**Your goal:** Write down each entry again, exactly as it reads.

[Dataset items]

────────

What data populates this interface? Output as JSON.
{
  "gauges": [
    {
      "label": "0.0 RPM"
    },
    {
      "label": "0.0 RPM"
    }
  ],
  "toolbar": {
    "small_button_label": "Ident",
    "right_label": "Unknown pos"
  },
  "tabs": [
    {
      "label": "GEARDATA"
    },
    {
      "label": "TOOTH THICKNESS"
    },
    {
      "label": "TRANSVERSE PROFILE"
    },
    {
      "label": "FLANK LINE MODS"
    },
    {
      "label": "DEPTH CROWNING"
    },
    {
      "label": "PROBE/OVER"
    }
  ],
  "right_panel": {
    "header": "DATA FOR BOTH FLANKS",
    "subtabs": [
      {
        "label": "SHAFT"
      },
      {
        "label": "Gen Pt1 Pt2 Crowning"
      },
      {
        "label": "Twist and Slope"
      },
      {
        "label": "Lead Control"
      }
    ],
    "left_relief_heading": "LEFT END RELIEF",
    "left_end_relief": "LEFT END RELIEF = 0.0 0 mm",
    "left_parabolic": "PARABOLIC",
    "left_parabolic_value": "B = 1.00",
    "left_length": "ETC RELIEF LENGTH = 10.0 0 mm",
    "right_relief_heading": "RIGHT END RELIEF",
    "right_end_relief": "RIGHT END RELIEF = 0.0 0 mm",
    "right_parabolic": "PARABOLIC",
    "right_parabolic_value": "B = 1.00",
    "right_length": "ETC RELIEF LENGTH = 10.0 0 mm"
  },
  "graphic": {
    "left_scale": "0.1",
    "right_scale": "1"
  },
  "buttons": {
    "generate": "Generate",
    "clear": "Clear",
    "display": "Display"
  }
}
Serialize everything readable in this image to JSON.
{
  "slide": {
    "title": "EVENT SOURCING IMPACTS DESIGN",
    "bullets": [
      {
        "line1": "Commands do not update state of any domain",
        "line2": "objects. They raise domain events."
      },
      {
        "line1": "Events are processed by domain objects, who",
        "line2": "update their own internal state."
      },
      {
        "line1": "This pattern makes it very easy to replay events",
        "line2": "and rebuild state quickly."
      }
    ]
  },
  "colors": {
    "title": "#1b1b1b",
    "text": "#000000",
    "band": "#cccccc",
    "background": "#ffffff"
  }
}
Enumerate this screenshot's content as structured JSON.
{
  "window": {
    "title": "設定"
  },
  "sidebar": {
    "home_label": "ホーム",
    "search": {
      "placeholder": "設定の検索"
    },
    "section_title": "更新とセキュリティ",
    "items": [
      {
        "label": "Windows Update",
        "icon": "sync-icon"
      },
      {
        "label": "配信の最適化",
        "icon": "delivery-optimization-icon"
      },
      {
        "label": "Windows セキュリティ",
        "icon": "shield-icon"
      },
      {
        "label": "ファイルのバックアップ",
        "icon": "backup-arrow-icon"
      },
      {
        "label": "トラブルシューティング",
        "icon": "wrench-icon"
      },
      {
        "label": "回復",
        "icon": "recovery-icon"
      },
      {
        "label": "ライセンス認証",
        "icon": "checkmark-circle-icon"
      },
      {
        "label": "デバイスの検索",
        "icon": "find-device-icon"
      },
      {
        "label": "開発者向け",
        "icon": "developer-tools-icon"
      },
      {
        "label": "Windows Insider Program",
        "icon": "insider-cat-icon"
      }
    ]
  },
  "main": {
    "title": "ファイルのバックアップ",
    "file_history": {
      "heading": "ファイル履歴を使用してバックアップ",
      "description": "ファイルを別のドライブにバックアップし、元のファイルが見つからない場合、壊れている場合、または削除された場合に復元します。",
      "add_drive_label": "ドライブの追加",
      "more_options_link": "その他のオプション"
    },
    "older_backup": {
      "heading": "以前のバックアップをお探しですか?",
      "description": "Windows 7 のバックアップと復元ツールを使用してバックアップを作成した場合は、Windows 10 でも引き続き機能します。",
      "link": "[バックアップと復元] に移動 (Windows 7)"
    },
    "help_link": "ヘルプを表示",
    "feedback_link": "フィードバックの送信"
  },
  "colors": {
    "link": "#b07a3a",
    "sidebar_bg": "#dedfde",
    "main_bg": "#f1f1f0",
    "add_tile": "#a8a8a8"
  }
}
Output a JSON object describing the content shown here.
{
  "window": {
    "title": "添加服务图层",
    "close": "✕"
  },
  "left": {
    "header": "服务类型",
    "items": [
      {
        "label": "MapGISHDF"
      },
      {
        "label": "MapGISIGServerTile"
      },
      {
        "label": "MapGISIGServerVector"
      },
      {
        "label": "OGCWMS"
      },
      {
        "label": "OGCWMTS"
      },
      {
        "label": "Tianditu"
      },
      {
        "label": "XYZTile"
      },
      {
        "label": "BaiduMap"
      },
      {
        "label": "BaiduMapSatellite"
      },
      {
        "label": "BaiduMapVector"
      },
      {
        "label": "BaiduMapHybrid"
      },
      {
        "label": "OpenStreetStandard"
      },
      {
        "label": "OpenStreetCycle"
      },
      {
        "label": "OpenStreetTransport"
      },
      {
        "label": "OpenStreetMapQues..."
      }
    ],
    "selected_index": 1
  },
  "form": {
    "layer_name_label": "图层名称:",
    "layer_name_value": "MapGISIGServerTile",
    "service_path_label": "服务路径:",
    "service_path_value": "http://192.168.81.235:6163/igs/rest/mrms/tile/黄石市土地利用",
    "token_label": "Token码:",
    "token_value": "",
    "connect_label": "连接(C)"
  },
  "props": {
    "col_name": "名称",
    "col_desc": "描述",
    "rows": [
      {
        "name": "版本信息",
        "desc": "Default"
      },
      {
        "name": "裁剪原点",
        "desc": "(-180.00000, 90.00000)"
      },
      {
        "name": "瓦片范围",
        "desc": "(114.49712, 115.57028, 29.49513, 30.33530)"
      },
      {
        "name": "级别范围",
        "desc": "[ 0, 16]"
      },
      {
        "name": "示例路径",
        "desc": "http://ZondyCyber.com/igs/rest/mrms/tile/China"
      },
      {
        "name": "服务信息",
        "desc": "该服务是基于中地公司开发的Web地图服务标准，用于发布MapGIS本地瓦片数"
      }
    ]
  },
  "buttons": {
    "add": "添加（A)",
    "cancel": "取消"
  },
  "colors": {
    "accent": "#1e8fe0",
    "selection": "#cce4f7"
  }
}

────────

**Output for this exercise:**
What data populates this interface? Output as JSON.
{
  "gauges": [
    {
      "label": "0.0 RPM"
    },
    {
      "label": "0.0 RPM"
    }
  ],
  "toolbar": {
    "small_button_label": "Ident",
    "right_label": "Unknown pos"
  },
  "tabs": [
    {
      "label": "GEARDATA"
    },
    {
      "label": "TOOTH THICKNESS"
    },
    {
      "label": "TRANSVERSE PROFILE"
    },
    {
      "label": "FLANK LINE MODS"
    },
    {
      "label": "DEPTH CROWNING"
    },
    {
      "label": "PROBE/OVER"
    }
  ],
  "right_panel": {
    "header": "DATA FOR BOTH FLANKS",
    "subtabs": [
      {
        "label": "SHAFT"
      },
      {
        "label": "Gen Pt1 Pt2 Crowning"
      },
      {
        "label": "Twist and Slope"
      },
      {
        "label": "Lead Control"
      }
    ],
    "left_relief_heading": "LEFT END RELIEF",
    "left_end_relief": "LEFT END RELIEF = 0.0 0 mm",
    "left_parabolic": "PARABOLIC",
    "left_parabolic_value": "B = 1.00",
    "left_length": "ETC RELIEF LENGTH = 10.0 0 mm",
    "right_relief_heading": "RIGHT END RELIEF",
    "right_end_relief": "RIGHT END RELIEF = 0.0 0 mm",
    "right_parabolic": "PARABOLIC",
    "right_parabolic_value": "B = 1.00",
    "right_length": "ETC RELIEF LENGTH = 10.0 0 mm"
  },
  "graphic": {
    "left_scale": "0.1",
    "right_scale": "1"
  },
  "buttons": {
    "generate": "Generate",
    "clear": "Clear",
    "display": "Display"
  }
}
Serialize everything readable in this image to JSON.
{
  "slide": {
    "title": "EVENT SOURCING IMPACTS DESIGN",
    "bullets": [
      {
        "line1": "Commands do not update state of any domain",
        "line2": "objects. They raise domain events."
      },
      {
        "line1": "Events are processed by domain objects, who",
        "line2": "update their own internal state."
      },
      {
        "line1": "This pattern makes it very easy to replay events",
        "line2": "and rebuild state quickly."
      }
    ]
  },
  "colors": {
    "title": "#1b1b1b",
    "text": "#000000",
    "band": "#cccccc",
    "background": "#ffffff"
  }
}
Enumerate this screenshot's content as structured JSON.
{
  "window": {
    "title": "設定"
  },
  "sidebar": {
    "home_label": "ホーム",
    "search": {
      "placeholder": "設定の検索"
    },
    "section_title": "更新とセキュリティ",
    "items": [
      {
        "label": "Windows Update",
        "icon": "sync-icon"
      },
      {
        "label": "配信の最適化",
        "icon": "delivery-optimization-icon"
      },
      {
        "label": "Windows セキュリティ",
        "icon": "shield-icon"
      },
      {
        "label": "ファイルのバックアップ",
        "icon": "backup-arrow-icon"
      },
      {
        "label": "トラブルシューティング",
        "icon": "wrench-icon"
      },
      {
        "label": "回復",
        "icon": "recovery-icon"
      },
      {
        "label": "ライセンス認証",
        "icon": "checkmark-circle-icon"
      },
      {
        "label": "デバイスの検索",
        "icon": "find-device-icon"
      },
      {
        "label": "開発者向け",
        "icon": "developer-tools-icon"
      },
      {
        "label": "Windows Insider Program",
        "icon": "insider-cat-icon"
      }
    ]
  },
  "main": {
    "title": "ファイルのバックアップ",
    "file_history": {
      "heading": "ファイル履歴を使用してバックアップ",
      "description": "ファイルを別のドライブにバックアップし、元のファイルが見つからない場合、壊れている場合、または削除された場合に復元します。",
      "add_drive_label": "ドライブの追加",
      "more_options_link": "その他のオプション"
    },
    "older_backup": {
      "heading": "以前のバックアップをお探しですか?",
      "description": "Windows 7 のバックアップと復元ツールを使用してバックアップを作成した場合は、Windows 10 でも引き続き機能します。",
      "link": "[バックアップと復元] に移動 (Windows 7)"
    },
    "help_link": "ヘルプを表示",
    "feedback_link": "フィードバックの送信"
  },
  "colors": {
    "link": "#b07a3a",
    "sidebar_bg": "#dedfde",
    "main_bg": "#f1f1f0",
    "add_tile": "#a8a8a8"
  }
}
Output a JSON object describing the content shown here.
{
  "window": {
    "title": "添加服务图层",
    "close": "✕"
  },
  "left": {
    "header": "服务类型",
    "items": [
      {
        "label": "MapGISHDF"
      },
      {
        "label": "MapGISIGServerTile"
      },
      {
        "label": "MapGISIGServerVector"
      },
      {
        "label": "OGCWMS"
      },
      {
        "label": "OGCWMTS"
      },
      {
        "label": "Tianditu"
      },
      {
        "label": "XYZTile"
      },
      {
        "label": "BaiduMap"
      },
      {
        "label": "BaiduMapSatellite"
      },
      {
        "label": "BaiduMapVector"
      },
      {
        "label": "BaiduMapHybrid"
      },
      {
        "label": "OpenStreetStandard"
      },
      {
        "label": "OpenStreetCycle"
      },
      {
        "label": "OpenStreetTransport"
      },
      {
        "label": "OpenStreetMapQues..."
      }
    ],
    "selected_index": 1
  },
  "form": {
    "layer_name_label": "图层名称:",
    "layer_name_value": "MapGISIGServerTile",
    "service_path_label": "服务路径:",
    "service_path_value": "http://192.168.81.235:6163/igs/rest/mrms/tile/黄石市土地利用",
    "token_label": "Token码:",
    "token_value": "",
    "connect_label": "连接(C)"
  },
  "props": {
    "col_name": "名称",
    "col_desc": "描述",
    "rows": [
      {
        "name": "版本信息",
        "desc": "Default"
      },
      {
        "name": "裁剪原点",
        "desc": "(-180.00000, 90.00000)"
      },
      {
        "name": "瓦片范围",
        "desc": "(114.49712, 115.57028, 29.49513, 30.33530)"
      },
      {
        "name": "级别范围",
        "desc": "[ 0, 16]"
      },
      {
        "name": "示例路径",
        "desc": "http://ZondyCyber.com/igs/rest/mrms/tile/China"
      },
      {
        "name": "服务信息",
        "desc": "该服务是基于中地公司开发的Web地图服务标准，用于发布MapGIS本地瓦片数"
      }
    ]
  },
  "buttons": {
    "add": "添加（A)",
    "cancel": "取消"
  },
  "colors": {
    "accent": "#1e8fe0",
    "selection": "#cce4f7"
  }
}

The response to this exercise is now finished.